--- START MATERIAL SUPPLIED ---

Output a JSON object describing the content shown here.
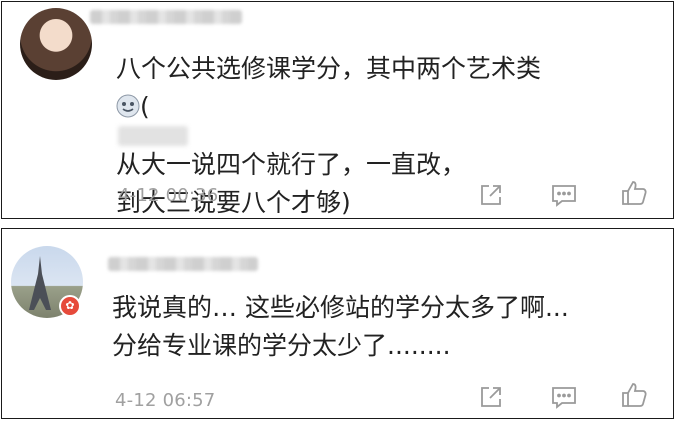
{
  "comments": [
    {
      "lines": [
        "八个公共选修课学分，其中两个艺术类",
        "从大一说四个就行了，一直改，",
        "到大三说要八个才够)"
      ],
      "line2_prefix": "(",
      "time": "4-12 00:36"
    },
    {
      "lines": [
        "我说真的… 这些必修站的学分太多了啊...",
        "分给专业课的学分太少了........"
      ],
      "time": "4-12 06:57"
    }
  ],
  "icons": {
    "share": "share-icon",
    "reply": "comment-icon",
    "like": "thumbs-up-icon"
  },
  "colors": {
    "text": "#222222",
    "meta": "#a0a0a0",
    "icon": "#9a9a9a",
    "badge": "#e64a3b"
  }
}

--- END MATERIAL SUPPLIED ---
--- START MATERIAL SUPPLIED ---

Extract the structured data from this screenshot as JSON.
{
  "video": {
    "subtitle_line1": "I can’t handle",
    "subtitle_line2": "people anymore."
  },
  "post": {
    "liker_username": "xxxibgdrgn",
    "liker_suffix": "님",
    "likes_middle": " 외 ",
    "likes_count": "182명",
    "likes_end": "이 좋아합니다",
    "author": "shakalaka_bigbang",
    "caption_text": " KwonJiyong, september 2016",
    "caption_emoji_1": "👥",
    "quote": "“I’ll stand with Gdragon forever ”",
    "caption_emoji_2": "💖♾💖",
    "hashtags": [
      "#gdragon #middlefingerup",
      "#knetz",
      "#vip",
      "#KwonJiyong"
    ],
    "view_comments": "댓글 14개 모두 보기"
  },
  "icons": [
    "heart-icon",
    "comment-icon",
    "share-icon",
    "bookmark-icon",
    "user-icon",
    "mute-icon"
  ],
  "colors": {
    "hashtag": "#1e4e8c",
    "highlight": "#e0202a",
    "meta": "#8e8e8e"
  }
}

--- END MATERIAL SUPPLIED ---

REQUEST -> Identify each line holding the string "JSON", and copy it out.

RESPONSE ->
Output a JSON object describing the content shown here.
Extract the structured data from this screenshot as JSON.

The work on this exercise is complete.